Data records |

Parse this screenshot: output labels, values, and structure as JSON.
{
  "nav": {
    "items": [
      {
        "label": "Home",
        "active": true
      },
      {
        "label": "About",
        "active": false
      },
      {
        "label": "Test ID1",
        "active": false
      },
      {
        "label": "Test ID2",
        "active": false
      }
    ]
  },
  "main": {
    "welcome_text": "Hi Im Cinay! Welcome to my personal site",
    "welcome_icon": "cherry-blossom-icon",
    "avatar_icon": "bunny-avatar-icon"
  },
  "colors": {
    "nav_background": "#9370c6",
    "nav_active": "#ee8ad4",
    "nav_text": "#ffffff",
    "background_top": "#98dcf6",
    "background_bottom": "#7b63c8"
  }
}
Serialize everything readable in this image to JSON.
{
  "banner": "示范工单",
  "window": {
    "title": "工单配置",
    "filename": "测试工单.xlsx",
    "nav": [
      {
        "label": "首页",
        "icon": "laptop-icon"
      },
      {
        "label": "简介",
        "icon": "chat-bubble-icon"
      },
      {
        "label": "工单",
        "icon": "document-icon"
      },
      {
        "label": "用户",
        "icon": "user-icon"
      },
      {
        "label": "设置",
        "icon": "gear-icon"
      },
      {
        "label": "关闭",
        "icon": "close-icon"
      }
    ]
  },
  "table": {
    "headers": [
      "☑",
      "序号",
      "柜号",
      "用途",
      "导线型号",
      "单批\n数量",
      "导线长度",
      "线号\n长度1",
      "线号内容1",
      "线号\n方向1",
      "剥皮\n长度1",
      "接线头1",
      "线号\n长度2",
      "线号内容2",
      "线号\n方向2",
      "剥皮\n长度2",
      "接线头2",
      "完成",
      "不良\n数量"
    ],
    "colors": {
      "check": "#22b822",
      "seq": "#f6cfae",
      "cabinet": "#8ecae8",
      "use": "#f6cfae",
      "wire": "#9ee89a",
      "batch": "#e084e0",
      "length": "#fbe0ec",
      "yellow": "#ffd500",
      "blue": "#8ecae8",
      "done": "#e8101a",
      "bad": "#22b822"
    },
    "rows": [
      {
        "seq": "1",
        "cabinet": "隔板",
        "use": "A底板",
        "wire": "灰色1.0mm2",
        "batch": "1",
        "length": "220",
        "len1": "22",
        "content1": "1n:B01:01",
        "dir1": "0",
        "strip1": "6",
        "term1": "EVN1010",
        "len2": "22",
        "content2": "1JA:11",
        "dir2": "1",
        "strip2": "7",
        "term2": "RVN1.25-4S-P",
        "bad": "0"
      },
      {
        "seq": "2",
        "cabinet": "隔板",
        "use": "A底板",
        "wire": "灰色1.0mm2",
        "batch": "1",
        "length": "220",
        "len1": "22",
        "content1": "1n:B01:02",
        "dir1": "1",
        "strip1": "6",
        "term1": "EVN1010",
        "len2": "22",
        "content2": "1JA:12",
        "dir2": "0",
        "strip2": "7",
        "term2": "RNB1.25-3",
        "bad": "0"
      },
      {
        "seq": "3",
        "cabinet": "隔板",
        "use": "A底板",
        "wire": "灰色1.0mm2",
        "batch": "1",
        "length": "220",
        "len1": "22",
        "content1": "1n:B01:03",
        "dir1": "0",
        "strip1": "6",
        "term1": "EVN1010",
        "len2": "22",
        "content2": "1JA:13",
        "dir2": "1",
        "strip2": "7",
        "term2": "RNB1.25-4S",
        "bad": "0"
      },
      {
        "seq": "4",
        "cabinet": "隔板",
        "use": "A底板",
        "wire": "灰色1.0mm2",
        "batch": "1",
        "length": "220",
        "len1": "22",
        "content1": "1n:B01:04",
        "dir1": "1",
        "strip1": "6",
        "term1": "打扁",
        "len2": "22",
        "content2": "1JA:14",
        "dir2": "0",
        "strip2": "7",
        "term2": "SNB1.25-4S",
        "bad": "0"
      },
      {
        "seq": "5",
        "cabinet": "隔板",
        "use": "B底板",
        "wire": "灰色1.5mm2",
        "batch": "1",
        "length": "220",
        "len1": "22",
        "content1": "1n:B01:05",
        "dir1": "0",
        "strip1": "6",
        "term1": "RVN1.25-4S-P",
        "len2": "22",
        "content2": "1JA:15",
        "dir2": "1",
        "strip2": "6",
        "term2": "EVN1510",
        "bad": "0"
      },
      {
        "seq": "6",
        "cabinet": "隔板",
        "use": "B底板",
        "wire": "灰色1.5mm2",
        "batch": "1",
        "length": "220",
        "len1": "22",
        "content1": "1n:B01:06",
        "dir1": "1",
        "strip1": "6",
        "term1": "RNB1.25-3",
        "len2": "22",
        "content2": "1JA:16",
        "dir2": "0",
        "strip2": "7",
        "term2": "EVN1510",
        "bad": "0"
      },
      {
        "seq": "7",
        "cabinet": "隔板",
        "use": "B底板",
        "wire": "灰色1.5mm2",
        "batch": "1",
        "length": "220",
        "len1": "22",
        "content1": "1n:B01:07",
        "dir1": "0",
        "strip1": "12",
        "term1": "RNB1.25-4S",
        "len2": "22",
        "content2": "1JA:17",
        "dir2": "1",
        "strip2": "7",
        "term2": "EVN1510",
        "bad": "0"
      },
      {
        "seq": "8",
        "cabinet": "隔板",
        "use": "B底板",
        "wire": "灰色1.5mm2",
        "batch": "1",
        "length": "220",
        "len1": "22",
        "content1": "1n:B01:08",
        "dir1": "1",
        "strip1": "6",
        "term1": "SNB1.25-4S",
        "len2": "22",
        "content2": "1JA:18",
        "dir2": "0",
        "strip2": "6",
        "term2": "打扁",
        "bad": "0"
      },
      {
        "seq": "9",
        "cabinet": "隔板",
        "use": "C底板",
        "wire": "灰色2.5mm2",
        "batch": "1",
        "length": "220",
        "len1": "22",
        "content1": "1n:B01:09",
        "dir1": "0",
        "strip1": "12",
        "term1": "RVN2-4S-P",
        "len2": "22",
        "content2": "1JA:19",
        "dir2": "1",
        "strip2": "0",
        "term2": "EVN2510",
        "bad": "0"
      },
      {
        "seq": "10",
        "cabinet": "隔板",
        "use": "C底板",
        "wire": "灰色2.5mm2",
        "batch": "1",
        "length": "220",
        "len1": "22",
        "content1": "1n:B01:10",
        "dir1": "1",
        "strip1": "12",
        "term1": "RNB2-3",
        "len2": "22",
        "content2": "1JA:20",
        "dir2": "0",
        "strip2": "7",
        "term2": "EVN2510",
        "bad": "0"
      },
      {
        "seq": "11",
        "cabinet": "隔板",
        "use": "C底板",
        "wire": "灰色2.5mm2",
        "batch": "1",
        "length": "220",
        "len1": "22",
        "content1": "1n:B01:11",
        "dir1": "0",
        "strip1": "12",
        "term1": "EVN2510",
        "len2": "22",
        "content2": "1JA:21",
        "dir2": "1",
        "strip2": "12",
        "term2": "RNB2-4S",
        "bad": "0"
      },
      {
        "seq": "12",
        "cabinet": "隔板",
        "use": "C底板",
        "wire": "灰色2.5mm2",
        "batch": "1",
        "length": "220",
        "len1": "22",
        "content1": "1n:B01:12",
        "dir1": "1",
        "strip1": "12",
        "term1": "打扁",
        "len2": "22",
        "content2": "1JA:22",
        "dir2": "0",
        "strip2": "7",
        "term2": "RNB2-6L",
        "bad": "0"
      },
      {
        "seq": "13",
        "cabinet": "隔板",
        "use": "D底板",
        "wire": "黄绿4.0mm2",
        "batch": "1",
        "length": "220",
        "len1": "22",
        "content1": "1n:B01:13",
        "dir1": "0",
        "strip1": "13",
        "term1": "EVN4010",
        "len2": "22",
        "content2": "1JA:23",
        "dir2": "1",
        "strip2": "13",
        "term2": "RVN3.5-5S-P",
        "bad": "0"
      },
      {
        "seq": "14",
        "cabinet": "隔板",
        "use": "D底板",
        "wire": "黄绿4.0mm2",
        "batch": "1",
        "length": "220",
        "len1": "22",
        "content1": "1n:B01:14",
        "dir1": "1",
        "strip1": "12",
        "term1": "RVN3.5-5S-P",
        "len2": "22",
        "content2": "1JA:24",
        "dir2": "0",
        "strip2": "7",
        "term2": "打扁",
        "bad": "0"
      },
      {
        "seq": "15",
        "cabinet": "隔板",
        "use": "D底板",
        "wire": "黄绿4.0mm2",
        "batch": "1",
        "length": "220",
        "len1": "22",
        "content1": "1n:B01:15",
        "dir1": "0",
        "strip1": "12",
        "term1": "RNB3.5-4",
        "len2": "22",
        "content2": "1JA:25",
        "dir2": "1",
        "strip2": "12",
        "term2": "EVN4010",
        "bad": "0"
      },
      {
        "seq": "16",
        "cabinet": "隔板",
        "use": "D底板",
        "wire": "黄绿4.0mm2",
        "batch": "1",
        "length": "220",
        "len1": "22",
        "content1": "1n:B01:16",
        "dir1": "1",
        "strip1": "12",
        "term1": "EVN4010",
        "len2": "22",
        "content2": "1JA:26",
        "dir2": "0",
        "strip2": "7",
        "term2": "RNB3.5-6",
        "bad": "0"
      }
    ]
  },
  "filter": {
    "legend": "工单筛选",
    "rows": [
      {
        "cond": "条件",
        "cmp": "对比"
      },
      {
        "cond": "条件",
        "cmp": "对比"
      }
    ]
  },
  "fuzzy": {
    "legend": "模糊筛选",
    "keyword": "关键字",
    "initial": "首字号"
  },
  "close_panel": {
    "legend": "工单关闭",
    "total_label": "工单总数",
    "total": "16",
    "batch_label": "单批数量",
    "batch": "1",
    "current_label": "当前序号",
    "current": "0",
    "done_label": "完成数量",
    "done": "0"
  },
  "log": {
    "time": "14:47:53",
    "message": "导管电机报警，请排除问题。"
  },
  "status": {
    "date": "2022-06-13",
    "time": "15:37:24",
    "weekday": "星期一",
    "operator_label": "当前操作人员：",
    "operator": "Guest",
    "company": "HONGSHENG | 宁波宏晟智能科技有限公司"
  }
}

Your goal | Lines containing the word "JSON" must all be returned from the material above.

The reply |
Parse this screenshot: output labels, values, and structure as JSON.
Serialize everything readable in this image to JSON.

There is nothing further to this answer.